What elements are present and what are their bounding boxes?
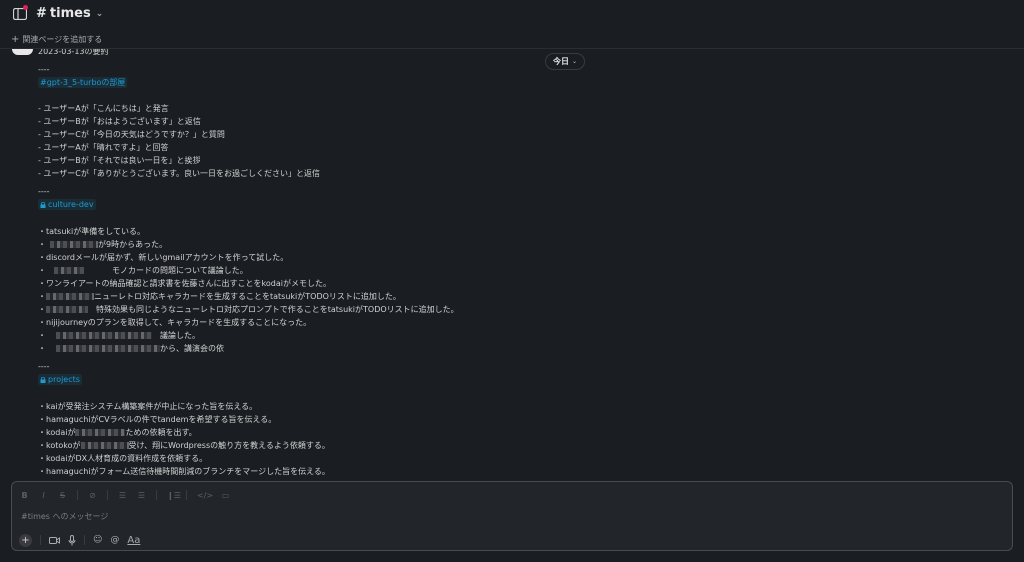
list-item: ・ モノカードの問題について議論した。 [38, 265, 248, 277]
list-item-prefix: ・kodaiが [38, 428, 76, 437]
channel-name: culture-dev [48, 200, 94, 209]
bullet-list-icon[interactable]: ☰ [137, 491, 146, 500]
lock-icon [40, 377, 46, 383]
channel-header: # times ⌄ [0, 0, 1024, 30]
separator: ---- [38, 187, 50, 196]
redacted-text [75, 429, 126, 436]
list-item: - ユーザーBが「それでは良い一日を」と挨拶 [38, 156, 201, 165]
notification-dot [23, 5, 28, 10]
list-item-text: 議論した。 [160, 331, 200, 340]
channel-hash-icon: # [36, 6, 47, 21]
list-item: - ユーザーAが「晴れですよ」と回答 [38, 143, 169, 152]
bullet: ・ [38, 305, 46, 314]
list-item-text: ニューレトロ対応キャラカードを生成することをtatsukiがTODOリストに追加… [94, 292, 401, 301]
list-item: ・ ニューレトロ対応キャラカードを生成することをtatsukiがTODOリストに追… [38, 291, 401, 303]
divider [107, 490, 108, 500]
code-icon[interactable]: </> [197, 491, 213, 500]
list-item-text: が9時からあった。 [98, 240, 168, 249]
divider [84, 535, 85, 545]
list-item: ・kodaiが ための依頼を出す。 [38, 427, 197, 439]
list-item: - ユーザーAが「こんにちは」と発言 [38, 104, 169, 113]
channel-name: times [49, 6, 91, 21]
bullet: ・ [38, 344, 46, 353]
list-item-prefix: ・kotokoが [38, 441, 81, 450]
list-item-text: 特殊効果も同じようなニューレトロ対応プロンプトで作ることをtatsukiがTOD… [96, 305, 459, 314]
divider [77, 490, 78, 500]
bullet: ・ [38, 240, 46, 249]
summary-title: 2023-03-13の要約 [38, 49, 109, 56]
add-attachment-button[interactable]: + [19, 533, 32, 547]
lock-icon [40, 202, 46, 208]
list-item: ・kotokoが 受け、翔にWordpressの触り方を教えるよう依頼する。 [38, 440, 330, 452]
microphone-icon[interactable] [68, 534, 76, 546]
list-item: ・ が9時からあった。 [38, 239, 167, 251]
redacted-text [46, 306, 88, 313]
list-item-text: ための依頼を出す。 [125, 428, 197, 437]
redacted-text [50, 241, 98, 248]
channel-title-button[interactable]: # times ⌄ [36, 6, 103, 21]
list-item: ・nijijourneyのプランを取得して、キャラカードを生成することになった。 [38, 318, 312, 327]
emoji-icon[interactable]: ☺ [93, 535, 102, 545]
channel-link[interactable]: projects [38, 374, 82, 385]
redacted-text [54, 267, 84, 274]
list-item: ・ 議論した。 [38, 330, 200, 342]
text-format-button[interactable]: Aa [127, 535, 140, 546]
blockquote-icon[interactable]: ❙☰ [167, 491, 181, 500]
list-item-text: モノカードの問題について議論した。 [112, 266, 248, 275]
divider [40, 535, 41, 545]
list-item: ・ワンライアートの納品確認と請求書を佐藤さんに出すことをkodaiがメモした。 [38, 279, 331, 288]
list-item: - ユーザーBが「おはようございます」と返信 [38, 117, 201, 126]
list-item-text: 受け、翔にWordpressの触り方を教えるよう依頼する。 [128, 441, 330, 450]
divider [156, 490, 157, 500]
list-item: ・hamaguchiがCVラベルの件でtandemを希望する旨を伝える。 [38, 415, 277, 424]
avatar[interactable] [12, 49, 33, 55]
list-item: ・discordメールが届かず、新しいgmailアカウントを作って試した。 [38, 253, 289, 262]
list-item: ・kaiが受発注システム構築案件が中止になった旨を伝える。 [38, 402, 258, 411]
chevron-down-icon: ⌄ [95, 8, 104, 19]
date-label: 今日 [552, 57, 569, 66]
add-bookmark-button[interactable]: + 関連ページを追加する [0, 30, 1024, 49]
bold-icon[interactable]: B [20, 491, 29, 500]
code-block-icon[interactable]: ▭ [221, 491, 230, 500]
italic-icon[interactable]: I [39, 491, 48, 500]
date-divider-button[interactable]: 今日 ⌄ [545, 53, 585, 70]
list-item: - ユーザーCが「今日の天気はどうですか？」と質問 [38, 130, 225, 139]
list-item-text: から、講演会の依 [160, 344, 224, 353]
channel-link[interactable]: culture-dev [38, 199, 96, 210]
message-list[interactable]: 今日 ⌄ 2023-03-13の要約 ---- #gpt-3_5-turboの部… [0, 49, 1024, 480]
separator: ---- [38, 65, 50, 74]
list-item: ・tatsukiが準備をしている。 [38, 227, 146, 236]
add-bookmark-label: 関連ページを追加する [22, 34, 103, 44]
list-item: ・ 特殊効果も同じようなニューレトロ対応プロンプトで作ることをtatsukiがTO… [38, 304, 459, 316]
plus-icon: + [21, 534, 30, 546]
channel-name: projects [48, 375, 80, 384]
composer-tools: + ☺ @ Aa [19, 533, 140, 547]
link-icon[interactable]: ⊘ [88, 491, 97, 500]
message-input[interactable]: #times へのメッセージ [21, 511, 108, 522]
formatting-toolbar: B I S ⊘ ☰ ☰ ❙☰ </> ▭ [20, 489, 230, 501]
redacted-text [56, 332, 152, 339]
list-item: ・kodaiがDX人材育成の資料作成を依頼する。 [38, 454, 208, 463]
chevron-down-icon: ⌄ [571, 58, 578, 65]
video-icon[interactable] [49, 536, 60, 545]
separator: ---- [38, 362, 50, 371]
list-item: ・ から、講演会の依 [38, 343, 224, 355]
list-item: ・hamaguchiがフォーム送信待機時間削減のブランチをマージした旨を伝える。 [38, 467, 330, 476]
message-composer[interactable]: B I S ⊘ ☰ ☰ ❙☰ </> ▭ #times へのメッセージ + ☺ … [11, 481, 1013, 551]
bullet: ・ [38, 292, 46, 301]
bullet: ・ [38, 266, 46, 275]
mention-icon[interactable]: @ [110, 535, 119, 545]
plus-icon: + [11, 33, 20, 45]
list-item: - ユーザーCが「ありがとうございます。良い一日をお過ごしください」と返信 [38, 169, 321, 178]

» GOAL OF THE EXERCISE
Please switch every "redacted-text" in the listing above to "hidden-text" and give the listing again with nothing else changed. Leave the pictures out.

» FINAL RESULT
What elements are present and what are their bounding boxes?
list-item: ・ モノカードの問題について議論した。 [38, 265, 248, 277]
list-item-prefix: ・kodaiが [38, 428, 76, 437]
channel-name: culture-dev [48, 200, 94, 209]
bullet-list-icon[interactable]: ☰ [137, 491, 146, 500]
lock-icon [40, 377, 46, 383]
channel-header: # times ⌄ [0, 0, 1024, 30]
separator: ---- [38, 187, 50, 196]
hidden-text [75, 429, 126, 436]
list-item: - ユーザーBが「それでは良い一日を」と挨拶 [38, 156, 201, 165]
notification-dot [23, 5, 28, 10]
list-item-text: 議論した。 [160, 331, 200, 340]
channel-hash-icon: # [36, 6, 47, 21]
list-item: - ユーザーAが「晴れですよ」と回答 [38, 143, 169, 152]
bullet: ・ [38, 305, 46, 314]
list-item-text: ニューレトロ対応キャラカードを生成することをtatsukiがTODOリストに追加… [94, 292, 401, 301]
list-item: ・ ニューレトロ対応キャラカードを生成することをtatsukiがTODOリストに追… [38, 291, 401, 303]
divider [107, 490, 108, 500]
code-icon[interactable]: </> [197, 491, 213, 500]
list-item-text: が9時からあった。 [98, 240, 168, 249]
divider [84, 535, 85, 545]
list-item: ・kodaiが ための依頼を出す。 [38, 427, 197, 439]
list-item: - ユーザーAが「こんにちは」と発言 [38, 104, 169, 113]
channel-name: times [49, 6, 91, 21]
bullet: ・ [38, 344, 46, 353]
list-item-prefix: ・kotokoが [38, 441, 81, 450]
list-item-text: 特殊効果も同じようなニューレトロ対応プロンプトで作ることをtatsukiがTOD… [96, 305, 459, 314]
divider [77, 490, 78, 500]
bullet: ・ [38, 240, 46, 249]
summary-title: 2023-03-13の要約 [38, 49, 109, 56]
add-attachment-button[interactable]: + [19, 533, 32, 547]
lock-icon [40, 202, 46, 208]
list-item: ・kotokoが 受け、翔にWordpressの触り方を教えるよう依頼する。 [38, 440, 330, 452]
microphone-icon[interactable] [68, 534, 76, 546]
list-item: ・ が9時からあった。 [38, 239, 167, 251]
hidden-text [46, 306, 88, 313]
list-item-text: ための依頼を出す。 [125, 428, 197, 437]
hidden-text [50, 241, 98, 248]
channel-title-button[interactable]: # times ⌄ [36, 6, 103, 21]
list-item: ・nijijourneyのプランを取得して、キャラカードを生成することになった。 [38, 318, 312, 327]
emoji-icon[interactable]: ☺ [93, 535, 102, 545]
channel-link[interactable]: projects [38, 374, 82, 385]
hidden-text [54, 267, 84, 274]
list-item: ・ 議論した。 [38, 330, 200, 342]
text-format-button[interactable]: Aa [127, 535, 140, 546]
blockquote-icon[interactable]: ❙☰ [167, 491, 181, 500]
list-item-text: モノカードの問題について議論した。 [112, 266, 248, 275]
divider [40, 535, 41, 545]
list-item: ・ワンライアートの納品確認と請求書を佐藤さんに出すことをkodaiがメモした。 [38, 279, 331, 288]
list-item: - ユーザーBが「おはようございます」と返信 [38, 117, 201, 126]
list-item-text: 受け、翔にWordpressの触り方を教えるよう依頼する。 [128, 441, 330, 450]
divider [156, 490, 157, 500]
list-item: ・hamaguchiがCVラベルの件でtandemを希望する旨を伝える。 [38, 415, 277, 424]
avatar[interactable] [12, 49, 33, 55]
list-item: ・discordメールが届かず、新しいgmailアカウントを作って試した。 [38, 253, 289, 262]
list-item: ・kaiが受発注システム構築案件が中止になった旨を伝える。 [38, 402, 258, 411]
chevron-down-icon: ⌄ [95, 8, 104, 19]
date-label: 今日 [552, 57, 569, 66]
add-bookmark-button[interactable]: + 関連ページを追加する [0, 30, 1024, 49]
bold-icon[interactable]: B [20, 491, 29, 500]
code-block-icon[interactable]: ▭ [221, 491, 230, 500]
italic-icon[interactable]: I [39, 491, 48, 500]
date-divider-button[interactable]: 今日 ⌄ [545, 53, 585, 70]
list-item: - ユーザーCが「今日の天気はどうですか？」と質問 [38, 130, 225, 139]
list-item-text: から、講演会の依 [160, 344, 224, 353]
channel-link[interactable]: culture-dev [38, 199, 96, 210]
message-list[interactable]: 今日 ⌄ 2023-03-13の要約 ---- #gpt-3_5-turboの部… [0, 49, 1024, 480]
separator: ---- [38, 65, 50, 74]
list-item: ・tatsukiが準備をしている。 [38, 227, 146, 236]
add-bookmark-label: 関連ページを追加する [22, 34, 103, 44]
list-item: ・ 特殊効果も同じようなニューレトロ対応プロンプトで作ることをtatsukiがTO… [38, 304, 459, 316]
plus-icon: + [21, 534, 30, 546]
channel-name: projects [48, 375, 80, 384]
composer-tools: + ☺ @ Aa [19, 533, 140, 547]
link-icon[interactable]: ⊘ [88, 491, 97, 500]
message-input[interactable]: #times へのメッセージ [21, 511, 108, 522]
formatting-toolbar: B I S ⊘ ☰ ☰ ❙☰ </> ▭ [20, 489, 230, 501]
hidden-text [56, 332, 152, 339]
list-item: ・kodaiがDX人材育成の資料作成を依頼する。 [38, 454, 208, 463]
chevron-down-icon: ⌄ [571, 58, 578, 65]
video-icon[interactable] [49, 536, 60, 545]
separator: ---- [38, 362, 50, 371]
list-item: ・ から、講演会の依 [38, 343, 224, 355]
list-item: ・hamaguchiがフォーム送信待機時間削減のブランチをマージした旨を伝える。 [38, 467, 330, 476]
message-composer[interactable]: B I S ⊘ ☰ ☰ ❙☰ </> ▭ #times へのメッセージ + ☺ … [11, 481, 1013, 551]
bullet: ・ [38, 292, 46, 301]
bullet: ・ [38, 266, 46, 275]
mention-icon[interactable]: @ [110, 535, 119, 545]
plus-icon: + [11, 33, 20, 45]
list-item: - ユーザーCが「ありがとうございます。良い一日をお過ごしください」と返信 [38, 169, 321, 178]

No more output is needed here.